Rows from a dataset:
___

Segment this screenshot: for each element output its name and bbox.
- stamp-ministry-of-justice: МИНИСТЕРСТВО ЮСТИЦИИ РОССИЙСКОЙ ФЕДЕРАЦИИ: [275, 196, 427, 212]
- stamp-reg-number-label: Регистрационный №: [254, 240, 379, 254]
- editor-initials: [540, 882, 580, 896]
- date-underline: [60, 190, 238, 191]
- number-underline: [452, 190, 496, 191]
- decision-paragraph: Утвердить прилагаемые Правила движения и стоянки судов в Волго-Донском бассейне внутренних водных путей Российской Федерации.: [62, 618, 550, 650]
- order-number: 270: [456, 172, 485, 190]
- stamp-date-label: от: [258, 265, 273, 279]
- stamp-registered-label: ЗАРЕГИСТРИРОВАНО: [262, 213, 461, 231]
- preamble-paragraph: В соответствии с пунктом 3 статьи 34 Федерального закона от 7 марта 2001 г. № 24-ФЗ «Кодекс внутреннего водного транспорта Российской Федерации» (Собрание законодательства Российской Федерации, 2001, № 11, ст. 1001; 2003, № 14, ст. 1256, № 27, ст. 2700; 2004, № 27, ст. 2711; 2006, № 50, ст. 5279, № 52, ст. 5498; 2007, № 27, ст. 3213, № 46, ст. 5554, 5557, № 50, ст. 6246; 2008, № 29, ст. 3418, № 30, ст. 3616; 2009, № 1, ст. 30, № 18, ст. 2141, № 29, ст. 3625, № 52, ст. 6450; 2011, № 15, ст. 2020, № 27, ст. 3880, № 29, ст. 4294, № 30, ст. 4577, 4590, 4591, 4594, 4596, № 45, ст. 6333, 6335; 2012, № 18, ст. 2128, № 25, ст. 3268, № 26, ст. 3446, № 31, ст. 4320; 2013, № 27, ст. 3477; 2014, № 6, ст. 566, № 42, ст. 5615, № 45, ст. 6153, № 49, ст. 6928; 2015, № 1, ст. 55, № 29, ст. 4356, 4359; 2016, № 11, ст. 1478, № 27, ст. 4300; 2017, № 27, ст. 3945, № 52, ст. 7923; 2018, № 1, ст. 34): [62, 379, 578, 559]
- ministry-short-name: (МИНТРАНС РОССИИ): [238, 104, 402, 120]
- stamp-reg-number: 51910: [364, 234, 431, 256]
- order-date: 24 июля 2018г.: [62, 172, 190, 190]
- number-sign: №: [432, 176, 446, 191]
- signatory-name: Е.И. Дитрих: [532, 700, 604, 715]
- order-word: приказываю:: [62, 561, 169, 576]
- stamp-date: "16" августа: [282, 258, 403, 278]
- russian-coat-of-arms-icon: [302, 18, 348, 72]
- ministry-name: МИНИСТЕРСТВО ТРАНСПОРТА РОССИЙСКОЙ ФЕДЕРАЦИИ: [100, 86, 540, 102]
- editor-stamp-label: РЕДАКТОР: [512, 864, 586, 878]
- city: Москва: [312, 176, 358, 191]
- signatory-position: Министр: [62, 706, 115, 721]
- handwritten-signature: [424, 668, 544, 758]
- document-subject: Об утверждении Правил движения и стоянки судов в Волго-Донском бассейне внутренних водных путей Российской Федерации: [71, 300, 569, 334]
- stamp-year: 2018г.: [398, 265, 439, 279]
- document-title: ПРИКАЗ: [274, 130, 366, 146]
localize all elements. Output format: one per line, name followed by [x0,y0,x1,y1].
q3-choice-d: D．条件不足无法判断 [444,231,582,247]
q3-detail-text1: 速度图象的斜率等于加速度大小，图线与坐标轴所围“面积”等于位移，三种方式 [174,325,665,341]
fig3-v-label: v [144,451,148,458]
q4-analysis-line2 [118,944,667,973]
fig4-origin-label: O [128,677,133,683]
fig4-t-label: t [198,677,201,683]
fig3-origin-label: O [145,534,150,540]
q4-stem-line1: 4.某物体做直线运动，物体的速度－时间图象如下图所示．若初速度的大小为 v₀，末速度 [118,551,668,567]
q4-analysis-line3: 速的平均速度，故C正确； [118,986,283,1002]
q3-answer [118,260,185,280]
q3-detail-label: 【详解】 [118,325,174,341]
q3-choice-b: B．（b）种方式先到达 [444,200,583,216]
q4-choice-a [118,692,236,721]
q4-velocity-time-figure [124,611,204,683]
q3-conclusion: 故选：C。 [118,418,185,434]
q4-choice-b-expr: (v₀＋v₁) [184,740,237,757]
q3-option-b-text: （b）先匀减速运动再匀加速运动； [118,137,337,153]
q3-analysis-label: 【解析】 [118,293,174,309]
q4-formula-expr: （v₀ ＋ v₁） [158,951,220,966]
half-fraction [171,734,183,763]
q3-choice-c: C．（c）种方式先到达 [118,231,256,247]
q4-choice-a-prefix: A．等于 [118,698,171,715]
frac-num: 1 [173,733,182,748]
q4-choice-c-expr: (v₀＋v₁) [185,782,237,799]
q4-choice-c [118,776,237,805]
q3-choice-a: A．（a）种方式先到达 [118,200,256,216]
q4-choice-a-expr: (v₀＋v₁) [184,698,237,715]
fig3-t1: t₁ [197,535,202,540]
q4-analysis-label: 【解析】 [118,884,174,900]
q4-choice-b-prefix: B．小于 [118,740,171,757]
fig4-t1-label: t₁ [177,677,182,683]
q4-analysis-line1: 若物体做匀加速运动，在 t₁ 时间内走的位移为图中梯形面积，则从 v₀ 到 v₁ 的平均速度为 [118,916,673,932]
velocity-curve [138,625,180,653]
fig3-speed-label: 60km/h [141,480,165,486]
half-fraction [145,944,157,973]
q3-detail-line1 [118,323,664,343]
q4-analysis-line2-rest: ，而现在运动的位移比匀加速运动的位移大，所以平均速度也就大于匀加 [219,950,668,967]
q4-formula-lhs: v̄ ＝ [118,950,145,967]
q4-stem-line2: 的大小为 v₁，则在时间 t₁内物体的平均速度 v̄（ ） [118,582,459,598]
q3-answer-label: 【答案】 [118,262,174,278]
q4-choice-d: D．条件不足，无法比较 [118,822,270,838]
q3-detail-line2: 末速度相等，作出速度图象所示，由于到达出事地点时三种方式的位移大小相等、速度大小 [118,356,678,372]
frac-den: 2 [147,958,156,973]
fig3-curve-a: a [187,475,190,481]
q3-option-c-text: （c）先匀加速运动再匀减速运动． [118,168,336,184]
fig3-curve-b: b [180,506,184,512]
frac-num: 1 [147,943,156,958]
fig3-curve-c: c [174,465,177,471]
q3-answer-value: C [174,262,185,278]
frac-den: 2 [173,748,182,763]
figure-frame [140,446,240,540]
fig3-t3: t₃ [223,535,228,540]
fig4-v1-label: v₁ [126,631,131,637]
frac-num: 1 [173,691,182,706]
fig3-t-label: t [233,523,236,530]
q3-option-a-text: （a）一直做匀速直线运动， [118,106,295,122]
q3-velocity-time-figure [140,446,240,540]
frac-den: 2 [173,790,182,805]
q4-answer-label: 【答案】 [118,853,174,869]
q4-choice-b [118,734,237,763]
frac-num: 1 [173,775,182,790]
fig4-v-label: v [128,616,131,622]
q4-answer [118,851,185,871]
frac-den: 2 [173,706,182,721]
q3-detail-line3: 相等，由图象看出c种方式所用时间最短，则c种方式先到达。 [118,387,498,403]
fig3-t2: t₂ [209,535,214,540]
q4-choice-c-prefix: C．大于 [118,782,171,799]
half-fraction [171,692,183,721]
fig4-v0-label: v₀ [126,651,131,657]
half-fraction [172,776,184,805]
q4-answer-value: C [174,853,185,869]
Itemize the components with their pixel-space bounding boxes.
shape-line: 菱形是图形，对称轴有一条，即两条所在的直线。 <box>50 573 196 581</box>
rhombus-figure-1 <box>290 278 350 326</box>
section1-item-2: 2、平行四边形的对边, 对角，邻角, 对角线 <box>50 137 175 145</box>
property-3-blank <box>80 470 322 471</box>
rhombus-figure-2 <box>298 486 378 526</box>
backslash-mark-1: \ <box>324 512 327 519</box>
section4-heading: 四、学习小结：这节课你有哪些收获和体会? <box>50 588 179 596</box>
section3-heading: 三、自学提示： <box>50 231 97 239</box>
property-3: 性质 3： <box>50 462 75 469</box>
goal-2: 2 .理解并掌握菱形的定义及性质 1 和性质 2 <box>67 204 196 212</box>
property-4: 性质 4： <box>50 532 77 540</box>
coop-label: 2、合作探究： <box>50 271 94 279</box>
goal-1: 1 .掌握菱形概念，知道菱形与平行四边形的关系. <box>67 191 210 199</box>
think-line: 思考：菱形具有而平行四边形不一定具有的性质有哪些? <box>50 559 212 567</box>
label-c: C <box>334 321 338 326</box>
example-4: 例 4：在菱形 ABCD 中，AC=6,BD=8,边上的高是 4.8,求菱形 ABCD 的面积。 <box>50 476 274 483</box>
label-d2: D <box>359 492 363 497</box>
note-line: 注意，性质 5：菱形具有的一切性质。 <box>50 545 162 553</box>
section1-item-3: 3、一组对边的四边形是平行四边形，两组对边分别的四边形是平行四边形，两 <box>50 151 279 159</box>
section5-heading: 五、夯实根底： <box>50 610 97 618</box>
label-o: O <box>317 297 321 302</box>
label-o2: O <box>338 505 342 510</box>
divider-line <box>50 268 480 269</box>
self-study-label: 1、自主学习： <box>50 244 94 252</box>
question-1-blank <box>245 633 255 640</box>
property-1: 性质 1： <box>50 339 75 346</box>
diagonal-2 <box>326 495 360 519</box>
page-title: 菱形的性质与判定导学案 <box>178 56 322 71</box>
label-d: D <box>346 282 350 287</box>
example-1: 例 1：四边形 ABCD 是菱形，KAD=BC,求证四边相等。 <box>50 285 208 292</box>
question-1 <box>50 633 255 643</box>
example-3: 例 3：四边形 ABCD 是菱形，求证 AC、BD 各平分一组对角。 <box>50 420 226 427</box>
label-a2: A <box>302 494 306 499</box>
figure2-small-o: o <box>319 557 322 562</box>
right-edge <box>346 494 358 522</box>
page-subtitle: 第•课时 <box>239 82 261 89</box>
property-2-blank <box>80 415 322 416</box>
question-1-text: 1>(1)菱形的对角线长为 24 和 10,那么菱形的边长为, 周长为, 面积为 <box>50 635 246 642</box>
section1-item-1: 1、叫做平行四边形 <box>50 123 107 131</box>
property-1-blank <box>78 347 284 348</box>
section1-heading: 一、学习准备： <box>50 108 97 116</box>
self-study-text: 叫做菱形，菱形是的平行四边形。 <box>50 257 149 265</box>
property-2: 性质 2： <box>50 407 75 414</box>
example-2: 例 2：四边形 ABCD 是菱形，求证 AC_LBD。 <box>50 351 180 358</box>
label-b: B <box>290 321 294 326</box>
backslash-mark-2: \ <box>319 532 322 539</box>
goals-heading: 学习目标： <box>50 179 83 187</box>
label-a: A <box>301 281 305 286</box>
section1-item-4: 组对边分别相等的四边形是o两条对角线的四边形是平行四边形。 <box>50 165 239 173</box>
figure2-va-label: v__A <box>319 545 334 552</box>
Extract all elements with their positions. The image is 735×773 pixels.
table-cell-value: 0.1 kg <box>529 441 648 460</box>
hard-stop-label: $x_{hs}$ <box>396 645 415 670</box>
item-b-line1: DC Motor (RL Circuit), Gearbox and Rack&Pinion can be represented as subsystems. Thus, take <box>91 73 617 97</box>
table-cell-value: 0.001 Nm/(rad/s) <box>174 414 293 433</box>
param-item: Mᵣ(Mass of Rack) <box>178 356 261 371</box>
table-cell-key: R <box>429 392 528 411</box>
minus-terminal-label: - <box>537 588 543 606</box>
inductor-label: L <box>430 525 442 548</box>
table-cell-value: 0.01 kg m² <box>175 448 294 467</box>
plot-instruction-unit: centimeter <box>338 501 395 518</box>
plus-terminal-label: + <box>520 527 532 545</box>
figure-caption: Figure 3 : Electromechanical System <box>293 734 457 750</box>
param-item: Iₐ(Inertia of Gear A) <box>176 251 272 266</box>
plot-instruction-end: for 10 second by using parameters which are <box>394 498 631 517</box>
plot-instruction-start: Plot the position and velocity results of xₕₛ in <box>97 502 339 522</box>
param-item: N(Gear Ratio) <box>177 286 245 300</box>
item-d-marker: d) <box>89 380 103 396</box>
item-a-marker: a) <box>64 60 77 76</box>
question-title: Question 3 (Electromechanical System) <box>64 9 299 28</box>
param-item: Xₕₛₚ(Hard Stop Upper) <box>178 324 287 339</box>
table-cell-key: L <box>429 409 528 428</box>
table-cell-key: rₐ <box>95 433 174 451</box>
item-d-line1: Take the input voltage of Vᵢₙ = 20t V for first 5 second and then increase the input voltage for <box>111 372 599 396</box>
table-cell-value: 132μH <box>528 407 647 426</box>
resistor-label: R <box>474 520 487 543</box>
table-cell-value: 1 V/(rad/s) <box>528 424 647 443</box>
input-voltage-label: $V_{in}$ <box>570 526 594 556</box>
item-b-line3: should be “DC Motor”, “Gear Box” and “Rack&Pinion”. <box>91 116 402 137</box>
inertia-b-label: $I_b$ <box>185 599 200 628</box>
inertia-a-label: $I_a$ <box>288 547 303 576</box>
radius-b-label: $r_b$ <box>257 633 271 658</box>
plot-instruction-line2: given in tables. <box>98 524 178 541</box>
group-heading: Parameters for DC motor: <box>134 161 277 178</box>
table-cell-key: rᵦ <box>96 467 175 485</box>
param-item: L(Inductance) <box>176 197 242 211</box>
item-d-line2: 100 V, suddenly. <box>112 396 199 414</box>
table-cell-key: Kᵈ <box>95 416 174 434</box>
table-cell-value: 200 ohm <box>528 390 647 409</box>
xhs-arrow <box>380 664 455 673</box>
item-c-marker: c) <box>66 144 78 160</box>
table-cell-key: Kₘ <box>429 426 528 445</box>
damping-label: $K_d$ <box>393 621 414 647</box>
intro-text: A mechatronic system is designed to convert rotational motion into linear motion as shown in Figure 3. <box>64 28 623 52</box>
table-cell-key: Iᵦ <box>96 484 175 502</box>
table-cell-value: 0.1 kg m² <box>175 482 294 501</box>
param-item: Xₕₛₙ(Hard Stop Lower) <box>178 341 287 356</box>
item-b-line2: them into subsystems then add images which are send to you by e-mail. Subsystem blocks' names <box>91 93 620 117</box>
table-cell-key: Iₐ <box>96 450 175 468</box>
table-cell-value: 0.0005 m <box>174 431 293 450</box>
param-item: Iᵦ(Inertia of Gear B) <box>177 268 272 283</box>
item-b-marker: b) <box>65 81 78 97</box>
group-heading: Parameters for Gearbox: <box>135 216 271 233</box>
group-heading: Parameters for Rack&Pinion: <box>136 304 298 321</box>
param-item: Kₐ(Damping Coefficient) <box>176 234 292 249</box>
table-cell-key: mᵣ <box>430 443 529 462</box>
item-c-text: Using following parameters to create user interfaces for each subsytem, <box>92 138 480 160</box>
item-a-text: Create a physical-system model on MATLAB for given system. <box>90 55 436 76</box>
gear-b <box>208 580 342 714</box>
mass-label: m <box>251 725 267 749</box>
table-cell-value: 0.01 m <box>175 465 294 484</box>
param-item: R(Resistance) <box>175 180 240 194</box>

___

Work to complete:
Write out the data word for word, from its first line through the line containing "- editor-initials: [540, 882, 580, 896]", including both of those lines.

The output:
Segment this screenshot: for each element output its name and bbox.
- stamp-ministry-of-justice: МИНИСТЕРСТВО ЮСТИЦИИ РОССИЙСКОЙ ФЕДЕРАЦИИ: [275, 196, 427, 212]
- stamp-reg-number-label: Регистрационный №: [254, 240, 379, 254]
- editor-initials: [540, 882, 580, 896]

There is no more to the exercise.